Starting with the line that has "Output the text content of this document." in it, repeat every line through the last one, word for word, and give nothing more.

(Dataset records)
* Begin *

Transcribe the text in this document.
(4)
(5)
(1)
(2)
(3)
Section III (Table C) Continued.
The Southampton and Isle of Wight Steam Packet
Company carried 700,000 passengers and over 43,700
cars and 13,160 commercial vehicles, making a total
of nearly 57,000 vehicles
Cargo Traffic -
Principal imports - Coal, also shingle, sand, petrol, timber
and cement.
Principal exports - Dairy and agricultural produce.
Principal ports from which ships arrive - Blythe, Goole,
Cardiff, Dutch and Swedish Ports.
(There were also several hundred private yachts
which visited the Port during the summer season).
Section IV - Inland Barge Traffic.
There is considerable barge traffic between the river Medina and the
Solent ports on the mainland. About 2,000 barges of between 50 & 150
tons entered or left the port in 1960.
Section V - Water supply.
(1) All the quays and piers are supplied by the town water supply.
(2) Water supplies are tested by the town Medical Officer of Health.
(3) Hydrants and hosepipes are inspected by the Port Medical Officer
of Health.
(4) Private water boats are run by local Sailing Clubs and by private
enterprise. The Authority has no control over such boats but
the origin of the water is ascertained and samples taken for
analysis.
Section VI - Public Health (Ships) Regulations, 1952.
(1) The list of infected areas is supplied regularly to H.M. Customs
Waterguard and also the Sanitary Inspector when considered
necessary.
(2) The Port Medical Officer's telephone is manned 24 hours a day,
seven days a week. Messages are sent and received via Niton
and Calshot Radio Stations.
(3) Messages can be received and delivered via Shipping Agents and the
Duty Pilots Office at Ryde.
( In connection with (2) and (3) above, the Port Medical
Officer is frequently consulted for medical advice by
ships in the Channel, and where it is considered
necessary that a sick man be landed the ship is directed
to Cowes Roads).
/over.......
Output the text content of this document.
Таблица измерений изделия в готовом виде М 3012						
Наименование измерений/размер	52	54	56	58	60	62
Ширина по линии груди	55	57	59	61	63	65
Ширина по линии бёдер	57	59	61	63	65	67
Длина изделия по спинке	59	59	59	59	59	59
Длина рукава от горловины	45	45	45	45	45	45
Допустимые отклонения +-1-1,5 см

* End *

(In response):
Output the text content of this document.
Таблица измерений изделия в готовом виде М 3012						
Наименование измерений/размер	52	54	56	58	60	62
Ширина по линии груди	55	57	59	61	63	65
Ширина по линии бёдер	57	59	61	63	65	67
Длина изделия по спинке	59	59	59	59	59	59
Длина рукава от горловины	45	45	45	45	45	45
Допустимые отклонения +-1-1,5 см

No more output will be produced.